++++ Stored rows ++++

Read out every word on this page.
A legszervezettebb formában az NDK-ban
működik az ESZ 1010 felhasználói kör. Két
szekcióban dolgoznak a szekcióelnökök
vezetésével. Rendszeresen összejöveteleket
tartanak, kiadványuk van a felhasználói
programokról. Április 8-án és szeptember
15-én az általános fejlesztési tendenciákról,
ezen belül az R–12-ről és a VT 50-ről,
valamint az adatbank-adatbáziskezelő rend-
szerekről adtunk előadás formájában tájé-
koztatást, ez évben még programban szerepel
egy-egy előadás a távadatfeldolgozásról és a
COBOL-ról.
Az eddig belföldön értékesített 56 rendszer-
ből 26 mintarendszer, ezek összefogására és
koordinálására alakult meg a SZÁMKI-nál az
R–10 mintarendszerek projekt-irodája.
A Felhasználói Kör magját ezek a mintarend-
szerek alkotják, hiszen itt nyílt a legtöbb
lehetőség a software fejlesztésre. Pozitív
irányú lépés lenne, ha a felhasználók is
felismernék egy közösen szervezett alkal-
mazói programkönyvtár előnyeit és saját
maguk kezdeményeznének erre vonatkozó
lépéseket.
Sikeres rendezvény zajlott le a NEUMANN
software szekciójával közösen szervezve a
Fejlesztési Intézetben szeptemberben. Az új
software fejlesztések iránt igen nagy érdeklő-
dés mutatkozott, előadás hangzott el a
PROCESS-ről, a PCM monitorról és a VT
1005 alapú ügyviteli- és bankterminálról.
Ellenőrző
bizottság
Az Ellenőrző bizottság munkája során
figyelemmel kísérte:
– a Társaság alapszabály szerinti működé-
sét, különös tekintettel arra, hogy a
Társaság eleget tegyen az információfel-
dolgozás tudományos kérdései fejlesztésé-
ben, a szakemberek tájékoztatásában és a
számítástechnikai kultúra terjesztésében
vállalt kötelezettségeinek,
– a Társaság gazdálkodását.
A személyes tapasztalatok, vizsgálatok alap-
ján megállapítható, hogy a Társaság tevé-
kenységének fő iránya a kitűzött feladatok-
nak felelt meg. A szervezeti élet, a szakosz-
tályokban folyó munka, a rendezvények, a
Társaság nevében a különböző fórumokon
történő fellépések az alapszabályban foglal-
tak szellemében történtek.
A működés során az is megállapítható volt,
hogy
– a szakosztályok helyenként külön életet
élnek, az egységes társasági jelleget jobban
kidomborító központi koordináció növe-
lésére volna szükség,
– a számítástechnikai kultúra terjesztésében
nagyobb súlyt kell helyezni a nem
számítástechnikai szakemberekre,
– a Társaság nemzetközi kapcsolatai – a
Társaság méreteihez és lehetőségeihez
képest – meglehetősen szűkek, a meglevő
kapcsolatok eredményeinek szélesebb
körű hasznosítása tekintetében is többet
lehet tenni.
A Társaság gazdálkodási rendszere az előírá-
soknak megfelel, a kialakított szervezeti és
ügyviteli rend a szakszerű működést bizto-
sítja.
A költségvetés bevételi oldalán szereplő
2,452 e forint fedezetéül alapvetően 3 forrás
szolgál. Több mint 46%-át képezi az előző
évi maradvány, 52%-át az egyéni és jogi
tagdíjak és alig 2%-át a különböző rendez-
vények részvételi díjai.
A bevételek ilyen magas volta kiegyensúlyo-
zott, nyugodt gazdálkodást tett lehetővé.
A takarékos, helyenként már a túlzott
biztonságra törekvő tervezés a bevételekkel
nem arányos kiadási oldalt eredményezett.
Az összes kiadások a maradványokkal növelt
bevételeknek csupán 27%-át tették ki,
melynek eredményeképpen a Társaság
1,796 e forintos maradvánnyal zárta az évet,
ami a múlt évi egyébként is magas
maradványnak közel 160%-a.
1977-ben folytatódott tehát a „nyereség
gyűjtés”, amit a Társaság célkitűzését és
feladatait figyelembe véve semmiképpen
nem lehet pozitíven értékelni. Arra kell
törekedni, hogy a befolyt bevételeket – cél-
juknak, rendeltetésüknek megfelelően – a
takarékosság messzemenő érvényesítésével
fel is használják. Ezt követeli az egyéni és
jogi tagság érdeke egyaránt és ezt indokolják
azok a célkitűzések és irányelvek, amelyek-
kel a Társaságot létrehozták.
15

++++

### Exercise requirements
Extract each line from the entries above that contains the string "megállapítható".

### Complete response
ján megállapítható, hogy a Társaság tevé-
A működés során az is megállapítható volt,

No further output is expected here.